[Data items]
====================
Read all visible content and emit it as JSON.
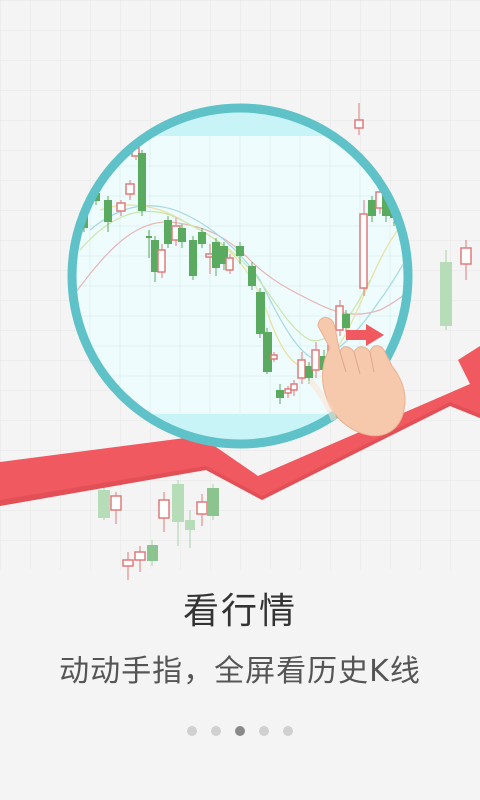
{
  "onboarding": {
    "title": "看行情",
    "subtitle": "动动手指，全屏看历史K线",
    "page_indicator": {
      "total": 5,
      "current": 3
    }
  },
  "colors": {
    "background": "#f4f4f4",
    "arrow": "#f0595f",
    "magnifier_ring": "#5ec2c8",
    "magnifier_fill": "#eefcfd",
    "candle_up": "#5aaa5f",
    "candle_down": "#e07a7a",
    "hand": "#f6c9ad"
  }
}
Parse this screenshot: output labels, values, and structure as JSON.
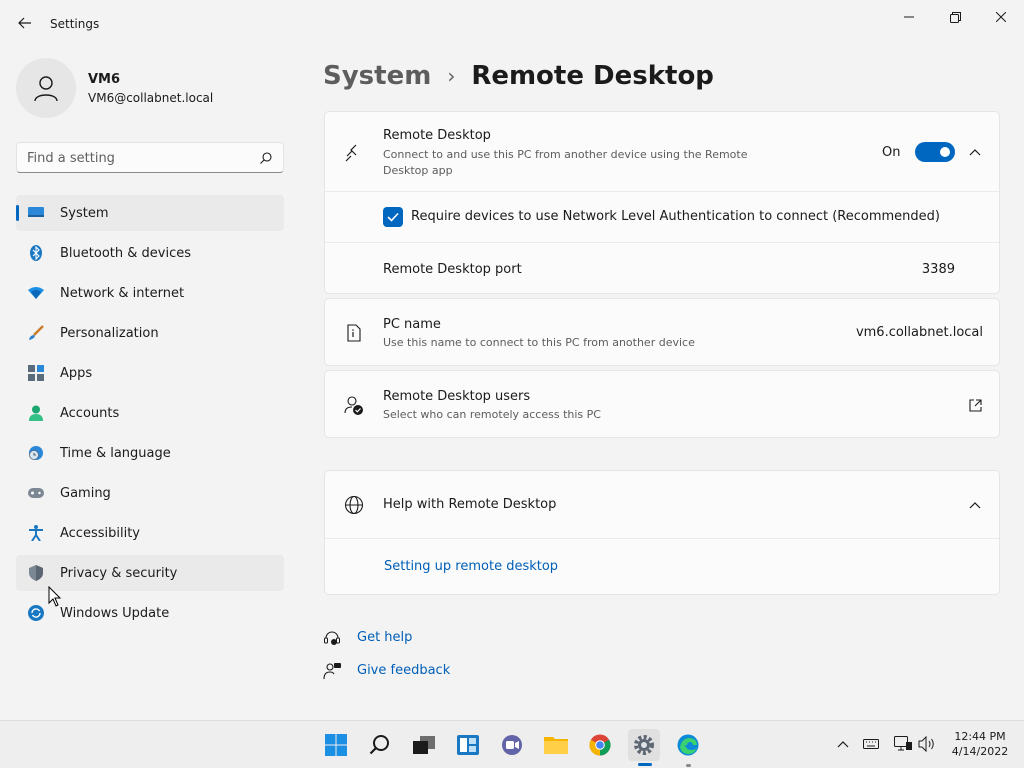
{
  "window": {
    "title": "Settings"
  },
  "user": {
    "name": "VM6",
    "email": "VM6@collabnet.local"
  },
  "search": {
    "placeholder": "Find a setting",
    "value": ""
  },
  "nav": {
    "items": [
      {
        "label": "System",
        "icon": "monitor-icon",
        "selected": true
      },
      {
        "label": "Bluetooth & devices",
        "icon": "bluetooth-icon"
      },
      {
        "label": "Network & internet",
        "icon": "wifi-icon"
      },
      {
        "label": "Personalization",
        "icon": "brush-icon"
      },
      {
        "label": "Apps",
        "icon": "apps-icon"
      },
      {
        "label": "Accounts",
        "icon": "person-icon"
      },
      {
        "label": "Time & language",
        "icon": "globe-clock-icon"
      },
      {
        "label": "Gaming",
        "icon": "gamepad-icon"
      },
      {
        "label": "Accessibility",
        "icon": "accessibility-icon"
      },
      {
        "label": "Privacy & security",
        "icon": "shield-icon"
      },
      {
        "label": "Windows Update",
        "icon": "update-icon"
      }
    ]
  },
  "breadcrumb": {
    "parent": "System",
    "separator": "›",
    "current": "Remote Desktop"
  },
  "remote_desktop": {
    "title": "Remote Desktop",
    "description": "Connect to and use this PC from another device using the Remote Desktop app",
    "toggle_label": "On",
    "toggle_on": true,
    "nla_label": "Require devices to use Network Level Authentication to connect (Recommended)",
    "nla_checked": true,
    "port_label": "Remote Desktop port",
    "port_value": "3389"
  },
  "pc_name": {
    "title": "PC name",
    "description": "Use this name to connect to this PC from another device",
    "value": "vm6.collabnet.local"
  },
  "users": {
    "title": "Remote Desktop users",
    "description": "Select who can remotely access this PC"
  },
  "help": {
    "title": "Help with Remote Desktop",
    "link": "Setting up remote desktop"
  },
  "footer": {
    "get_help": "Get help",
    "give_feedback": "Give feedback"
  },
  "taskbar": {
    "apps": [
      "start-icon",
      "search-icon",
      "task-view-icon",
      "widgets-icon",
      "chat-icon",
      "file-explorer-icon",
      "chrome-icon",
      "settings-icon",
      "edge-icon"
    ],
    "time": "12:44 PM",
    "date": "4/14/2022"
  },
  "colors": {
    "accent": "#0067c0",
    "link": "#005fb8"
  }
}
====================
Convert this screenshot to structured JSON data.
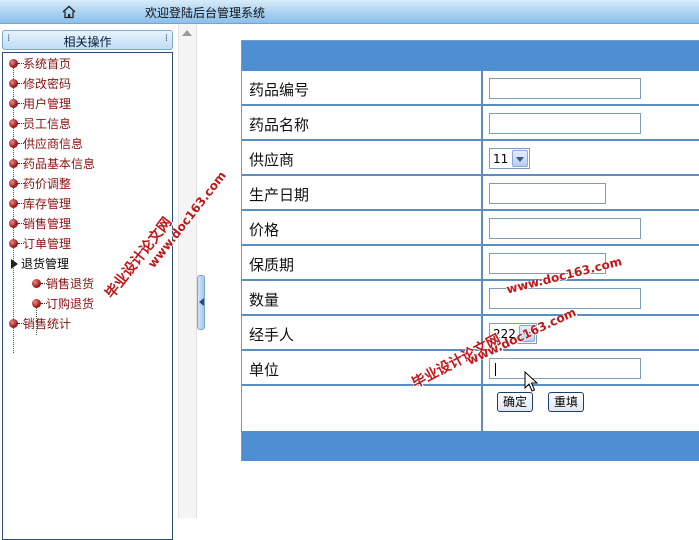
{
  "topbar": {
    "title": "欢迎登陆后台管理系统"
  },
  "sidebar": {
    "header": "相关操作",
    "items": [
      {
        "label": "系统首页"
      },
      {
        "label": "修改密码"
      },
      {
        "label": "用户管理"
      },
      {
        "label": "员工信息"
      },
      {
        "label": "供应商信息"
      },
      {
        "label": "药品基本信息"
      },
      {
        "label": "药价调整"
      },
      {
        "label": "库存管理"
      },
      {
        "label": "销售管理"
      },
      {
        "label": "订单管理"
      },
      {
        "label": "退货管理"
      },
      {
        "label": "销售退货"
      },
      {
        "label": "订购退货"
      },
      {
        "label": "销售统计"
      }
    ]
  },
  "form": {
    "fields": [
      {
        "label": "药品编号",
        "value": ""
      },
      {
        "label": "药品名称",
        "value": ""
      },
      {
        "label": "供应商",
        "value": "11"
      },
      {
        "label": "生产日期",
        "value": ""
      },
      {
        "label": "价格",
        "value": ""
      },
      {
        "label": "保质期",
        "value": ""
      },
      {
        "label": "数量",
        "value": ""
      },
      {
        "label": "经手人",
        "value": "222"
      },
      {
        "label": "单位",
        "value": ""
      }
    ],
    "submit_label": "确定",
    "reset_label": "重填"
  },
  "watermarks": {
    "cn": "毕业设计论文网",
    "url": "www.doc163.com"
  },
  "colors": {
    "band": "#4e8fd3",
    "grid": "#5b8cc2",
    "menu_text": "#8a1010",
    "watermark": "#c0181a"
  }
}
====================
EXERCISE DESCRIPTION. Of all the lines in the material above, how many contain the word "link"? Give only the count.

RESULT OF THIS EXERCISE. 2